Raw data –
——
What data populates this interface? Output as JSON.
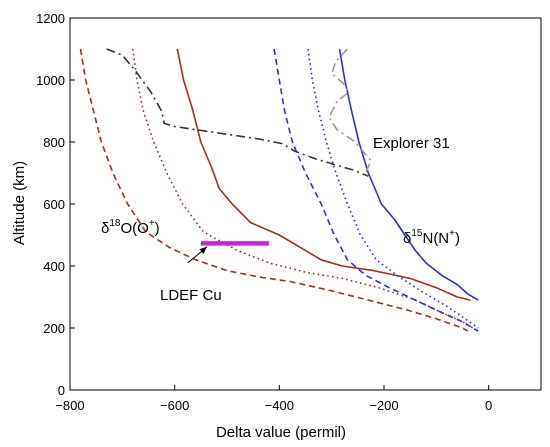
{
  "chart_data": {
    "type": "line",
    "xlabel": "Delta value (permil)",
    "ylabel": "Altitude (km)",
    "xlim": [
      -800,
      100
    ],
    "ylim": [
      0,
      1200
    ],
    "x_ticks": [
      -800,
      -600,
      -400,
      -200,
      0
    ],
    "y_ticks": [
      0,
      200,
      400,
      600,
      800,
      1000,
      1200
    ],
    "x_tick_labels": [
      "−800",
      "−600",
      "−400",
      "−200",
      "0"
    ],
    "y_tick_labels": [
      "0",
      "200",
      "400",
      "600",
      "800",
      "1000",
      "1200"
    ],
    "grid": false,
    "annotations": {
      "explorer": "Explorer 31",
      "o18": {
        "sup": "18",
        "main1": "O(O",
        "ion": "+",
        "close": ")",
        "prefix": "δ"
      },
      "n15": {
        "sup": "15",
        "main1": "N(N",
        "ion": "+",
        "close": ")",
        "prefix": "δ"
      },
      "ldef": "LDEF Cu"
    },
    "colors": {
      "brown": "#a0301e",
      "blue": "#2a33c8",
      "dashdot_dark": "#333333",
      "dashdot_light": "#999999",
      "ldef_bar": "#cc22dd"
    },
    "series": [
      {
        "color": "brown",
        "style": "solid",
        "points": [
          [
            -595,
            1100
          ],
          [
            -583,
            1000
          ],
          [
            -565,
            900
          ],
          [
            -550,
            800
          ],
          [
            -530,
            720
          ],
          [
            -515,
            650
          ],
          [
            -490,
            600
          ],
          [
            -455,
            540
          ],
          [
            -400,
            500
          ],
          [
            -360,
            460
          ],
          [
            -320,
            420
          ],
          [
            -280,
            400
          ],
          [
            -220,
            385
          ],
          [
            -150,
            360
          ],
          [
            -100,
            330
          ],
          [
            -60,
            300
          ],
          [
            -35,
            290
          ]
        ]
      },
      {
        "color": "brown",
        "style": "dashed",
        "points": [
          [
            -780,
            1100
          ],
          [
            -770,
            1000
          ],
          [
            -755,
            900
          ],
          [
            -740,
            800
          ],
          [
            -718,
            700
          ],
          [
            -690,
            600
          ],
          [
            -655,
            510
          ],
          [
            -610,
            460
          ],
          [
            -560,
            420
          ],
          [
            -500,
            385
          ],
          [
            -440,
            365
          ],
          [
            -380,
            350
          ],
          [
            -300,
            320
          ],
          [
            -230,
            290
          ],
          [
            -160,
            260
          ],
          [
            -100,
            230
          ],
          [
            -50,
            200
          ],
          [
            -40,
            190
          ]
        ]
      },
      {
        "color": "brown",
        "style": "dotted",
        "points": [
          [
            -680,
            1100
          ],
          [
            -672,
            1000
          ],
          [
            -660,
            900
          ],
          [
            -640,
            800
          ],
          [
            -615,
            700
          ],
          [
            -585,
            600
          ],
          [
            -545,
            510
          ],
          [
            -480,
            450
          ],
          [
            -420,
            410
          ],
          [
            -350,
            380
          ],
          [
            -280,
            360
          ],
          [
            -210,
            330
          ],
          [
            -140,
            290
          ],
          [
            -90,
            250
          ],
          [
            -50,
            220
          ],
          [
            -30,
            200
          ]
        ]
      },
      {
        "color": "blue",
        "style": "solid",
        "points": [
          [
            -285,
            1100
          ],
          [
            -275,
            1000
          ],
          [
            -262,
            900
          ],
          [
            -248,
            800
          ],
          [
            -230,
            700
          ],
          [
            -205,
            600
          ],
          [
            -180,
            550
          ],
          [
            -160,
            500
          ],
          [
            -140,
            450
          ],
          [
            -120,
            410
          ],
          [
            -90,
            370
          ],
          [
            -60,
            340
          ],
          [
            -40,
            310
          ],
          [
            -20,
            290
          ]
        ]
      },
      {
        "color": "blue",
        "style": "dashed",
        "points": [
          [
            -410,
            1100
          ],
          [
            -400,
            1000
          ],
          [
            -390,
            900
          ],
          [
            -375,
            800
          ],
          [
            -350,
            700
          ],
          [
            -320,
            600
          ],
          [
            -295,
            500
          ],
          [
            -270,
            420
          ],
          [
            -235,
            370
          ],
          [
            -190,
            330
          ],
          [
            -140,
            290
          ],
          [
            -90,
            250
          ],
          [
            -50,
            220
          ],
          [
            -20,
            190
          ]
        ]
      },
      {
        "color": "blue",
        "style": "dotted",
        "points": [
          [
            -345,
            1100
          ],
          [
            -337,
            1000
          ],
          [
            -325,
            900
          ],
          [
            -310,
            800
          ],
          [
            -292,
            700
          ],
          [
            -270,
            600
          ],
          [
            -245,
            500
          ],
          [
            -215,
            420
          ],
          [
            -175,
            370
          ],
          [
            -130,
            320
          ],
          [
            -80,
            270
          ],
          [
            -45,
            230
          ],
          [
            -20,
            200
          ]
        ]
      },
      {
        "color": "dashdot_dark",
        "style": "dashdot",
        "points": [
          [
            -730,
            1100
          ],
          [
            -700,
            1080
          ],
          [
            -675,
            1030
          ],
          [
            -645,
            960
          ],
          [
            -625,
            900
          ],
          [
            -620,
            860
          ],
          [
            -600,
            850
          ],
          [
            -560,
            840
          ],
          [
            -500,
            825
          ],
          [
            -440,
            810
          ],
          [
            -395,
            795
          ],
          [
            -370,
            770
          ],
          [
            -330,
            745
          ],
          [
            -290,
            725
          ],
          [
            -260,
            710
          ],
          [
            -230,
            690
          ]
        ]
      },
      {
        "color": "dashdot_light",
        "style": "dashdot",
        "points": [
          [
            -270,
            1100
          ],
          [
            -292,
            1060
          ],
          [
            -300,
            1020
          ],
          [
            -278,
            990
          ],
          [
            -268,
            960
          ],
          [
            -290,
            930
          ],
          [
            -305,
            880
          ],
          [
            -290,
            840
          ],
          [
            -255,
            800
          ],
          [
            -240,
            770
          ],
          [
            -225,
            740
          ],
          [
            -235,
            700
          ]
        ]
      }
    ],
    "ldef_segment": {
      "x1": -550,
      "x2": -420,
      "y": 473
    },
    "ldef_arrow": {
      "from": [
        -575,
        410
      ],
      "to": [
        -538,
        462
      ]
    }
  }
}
——
Leave images out of the retyped records; keep all else exact.

Written solution –
What data populates this interface? Output as JSON.
{
  "chart_data": {
    "type": "line",
    "xlabel": "Delta value (permil)",
    "ylabel": "Altitude (km)",
    "xlim": [
      -800,
      100
    ],
    "ylim": [
      0,
      1200
    ],
    "x_ticks": [
      -800,
      -600,
      -400,
      -200,
      0
    ],
    "y_ticks": [
      0,
      200,
      400,
      600,
      800,
      1000,
      1200
    ],
    "x_tick_labels": [
      "−800",
      "−600",
      "−400",
      "−200",
      "0"
    ],
    "y_tick_labels": [
      "0",
      "200",
      "400",
      "600",
      "800",
      "1000",
      "1200"
    ],
    "grid": false,
    "annotations": {
      "explorer": "Explorer 31",
      "o18": {
        "sup": "18",
        "main1": "O(O",
        "ion": "+",
        "close": ")",
        "prefix": "δ"
      },
      "n15": {
        "sup": "15",
        "main1": "N(N",
        "ion": "+",
        "close": ")",
        "prefix": "δ"
      },
      "ldef": "LDEF Cu"
    },
    "colors": {
      "brown": "#a0301e",
      "blue": "#2a33c8",
      "dashdot_dark": "#333333",
      "dashdot_light": "#999999",
      "ldef_bar": "#cc22dd"
    },
    "series": [
      {
        "color": "brown",
        "style": "solid",
        "points": [
          [
            -595,
            1100
          ],
          [
            -583,
            1000
          ],
          [
            -565,
            900
          ],
          [
            -550,
            800
          ],
          [
            -530,
            720
          ],
          [
            -515,
            650
          ],
          [
            -490,
            600
          ],
          [
            -455,
            540
          ],
          [
            -400,
            500
          ],
          [
            -360,
            460
          ],
          [
            -320,
            420
          ],
          [
            -280,
            400
          ],
          [
            -220,
            385
          ],
          [
            -150,
            360
          ],
          [
            -100,
            330
          ],
          [
            -60,
            300
          ],
          [
            -35,
            290
          ]
        ]
      },
      {
        "color": "brown",
        "style": "dashed",
        "points": [
          [
            -780,
            1100
          ],
          [
            -770,
            1000
          ],
          [
            -755,
            900
          ],
          [
            -740,
            800
          ],
          [
            -718,
            700
          ],
          [
            -690,
            600
          ],
          [
            -655,
            510
          ],
          [
            -610,
            460
          ],
          [
            -560,
            420
          ],
          [
            -500,
            385
          ],
          [
            -440,
            365
          ],
          [
            -380,
            350
          ],
          [
            -300,
            320
          ],
          [
            -230,
            290
          ],
          [
            -160,
            260
          ],
          [
            -100,
            230
          ],
          [
            -50,
            200
          ],
          [
            -40,
            190
          ]
        ]
      },
      {
        "color": "brown",
        "style": "dotted",
        "points": [
          [
            -680,
            1100
          ],
          [
            -672,
            1000
          ],
          [
            -660,
            900
          ],
          [
            -640,
            800
          ],
          [
            -615,
            700
          ],
          [
            -585,
            600
          ],
          [
            -545,
            510
          ],
          [
            -480,
            450
          ],
          [
            -420,
            410
          ],
          [
            -350,
            380
          ],
          [
            -280,
            360
          ],
          [
            -210,
            330
          ],
          [
            -140,
            290
          ],
          [
            -90,
            250
          ],
          [
            -50,
            220
          ],
          [
            -30,
            200
          ]
        ]
      },
      {
        "color": "blue",
        "style": "solid",
        "points": [
          [
            -285,
            1100
          ],
          [
            -275,
            1000
          ],
          [
            -262,
            900
          ],
          [
            -248,
            800
          ],
          [
            -230,
            700
          ],
          [
            -205,
            600
          ],
          [
            -180,
            550
          ],
          [
            -160,
            500
          ],
          [
            -140,
            450
          ],
          [
            -120,
            410
          ],
          [
            -90,
            370
          ],
          [
            -60,
            340
          ],
          [
            -40,
            310
          ],
          [
            -20,
            290
          ]
        ]
      },
      {
        "color": "blue",
        "style": "dashed",
        "points": [
          [
            -410,
            1100
          ],
          [
            -400,
            1000
          ],
          [
            -390,
            900
          ],
          [
            -375,
            800
          ],
          [
            -350,
            700
          ],
          [
            -320,
            600
          ],
          [
            -295,
            500
          ],
          [
            -270,
            420
          ],
          [
            -235,
            370
          ],
          [
            -190,
            330
          ],
          [
            -140,
            290
          ],
          [
            -90,
            250
          ],
          [
            -50,
            220
          ],
          [
            -20,
            190
          ]
        ]
      },
      {
        "color": "blue",
        "style": "dotted",
        "points": [
          [
            -345,
            1100
          ],
          [
            -337,
            1000
          ],
          [
            -325,
            900
          ],
          [
            -310,
            800
          ],
          [
            -292,
            700
          ],
          [
            -270,
            600
          ],
          [
            -245,
            500
          ],
          [
            -215,
            420
          ],
          [
            -175,
            370
          ],
          [
            -130,
            320
          ],
          [
            -80,
            270
          ],
          [
            -45,
            230
          ],
          [
            -20,
            200
          ]
        ]
      },
      {
        "color": "dashdot_dark",
        "style": "dashdot",
        "points": [
          [
            -730,
            1100
          ],
          [
            -700,
            1080
          ],
          [
            -675,
            1030
          ],
          [
            -645,
            960
          ],
          [
            -625,
            900
          ],
          [
            -620,
            860
          ],
          [
            -600,
            850
          ],
          [
            -560,
            840
          ],
          [
            -500,
            825
          ],
          [
            -440,
            810
          ],
          [
            -395,
            795
          ],
          [
            -370,
            770
          ],
          [
            -330,
            745
          ],
          [
            -290,
            725
          ],
          [
            -260,
            710
          ],
          [
            -230,
            690
          ]
        ]
      },
      {
        "color": "dashdot_light",
        "style": "dashdot",
        "points": [
          [
            -270,
            1100
          ],
          [
            -292,
            1060
          ],
          [
            -300,
            1020
          ],
          [
            -278,
            990
          ],
          [
            -268,
            960
          ],
          [
            -290,
            930
          ],
          [
            -305,
            880
          ],
          [
            -290,
            840
          ],
          [
            -255,
            800
          ],
          [
            -240,
            770
          ],
          [
            -225,
            740
          ],
          [
            -235,
            700
          ]
        ]
      }
    ],
    "ldef_segment": {
      "x1": -550,
      "x2": -420,
      "y": 473
    },
    "ldef_arrow": {
      "from": [
        -575,
        410
      ],
      "to": [
        -538,
        462
      ]
    }
  }
}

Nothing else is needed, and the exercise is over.